* **SHORT PROBLEM**
Pick out all lines with the word "long" from the records that follow.

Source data
══════
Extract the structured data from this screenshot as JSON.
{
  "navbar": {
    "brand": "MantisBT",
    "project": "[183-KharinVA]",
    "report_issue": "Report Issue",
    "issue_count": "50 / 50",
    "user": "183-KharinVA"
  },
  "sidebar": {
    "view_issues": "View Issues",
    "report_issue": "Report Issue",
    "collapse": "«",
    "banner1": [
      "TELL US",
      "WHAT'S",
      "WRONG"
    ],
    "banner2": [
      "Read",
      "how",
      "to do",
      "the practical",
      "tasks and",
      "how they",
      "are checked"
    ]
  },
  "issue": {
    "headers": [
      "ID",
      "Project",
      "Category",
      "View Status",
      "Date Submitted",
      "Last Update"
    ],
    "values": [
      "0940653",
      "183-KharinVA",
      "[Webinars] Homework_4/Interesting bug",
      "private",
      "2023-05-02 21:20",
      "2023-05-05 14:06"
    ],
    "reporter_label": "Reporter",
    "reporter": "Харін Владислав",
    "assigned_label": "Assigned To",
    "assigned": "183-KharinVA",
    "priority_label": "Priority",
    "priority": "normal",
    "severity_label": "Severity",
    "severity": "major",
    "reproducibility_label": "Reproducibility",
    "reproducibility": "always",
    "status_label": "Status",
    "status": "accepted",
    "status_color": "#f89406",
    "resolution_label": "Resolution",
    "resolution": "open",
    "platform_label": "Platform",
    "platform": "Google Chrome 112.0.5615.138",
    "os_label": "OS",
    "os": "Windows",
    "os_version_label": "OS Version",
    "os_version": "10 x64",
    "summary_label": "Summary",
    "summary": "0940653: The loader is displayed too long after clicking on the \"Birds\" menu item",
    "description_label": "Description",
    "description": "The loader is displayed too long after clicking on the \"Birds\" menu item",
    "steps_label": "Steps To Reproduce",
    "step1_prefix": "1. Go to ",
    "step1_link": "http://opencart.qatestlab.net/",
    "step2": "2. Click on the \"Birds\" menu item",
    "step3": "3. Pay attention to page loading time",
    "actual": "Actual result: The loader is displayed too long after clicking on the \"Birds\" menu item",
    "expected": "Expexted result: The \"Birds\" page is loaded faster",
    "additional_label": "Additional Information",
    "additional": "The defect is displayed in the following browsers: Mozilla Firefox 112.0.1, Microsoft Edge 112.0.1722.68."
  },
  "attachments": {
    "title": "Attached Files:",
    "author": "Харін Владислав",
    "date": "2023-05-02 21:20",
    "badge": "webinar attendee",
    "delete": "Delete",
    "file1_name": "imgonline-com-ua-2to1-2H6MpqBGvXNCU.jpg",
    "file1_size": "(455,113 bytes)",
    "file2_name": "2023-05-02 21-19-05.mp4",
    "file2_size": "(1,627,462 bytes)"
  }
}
══════
* **COMPLETED TASK**
    "summary": "0940653: The loader is displayed too long after clicking on the \"Birds\" menu item",
    "description": "The loader is displayed too long after clicking on the \"Birds\" menu item",
    "actual": "Actual result: The loader is displayed too long after clicking on the \"Birds\" menu item",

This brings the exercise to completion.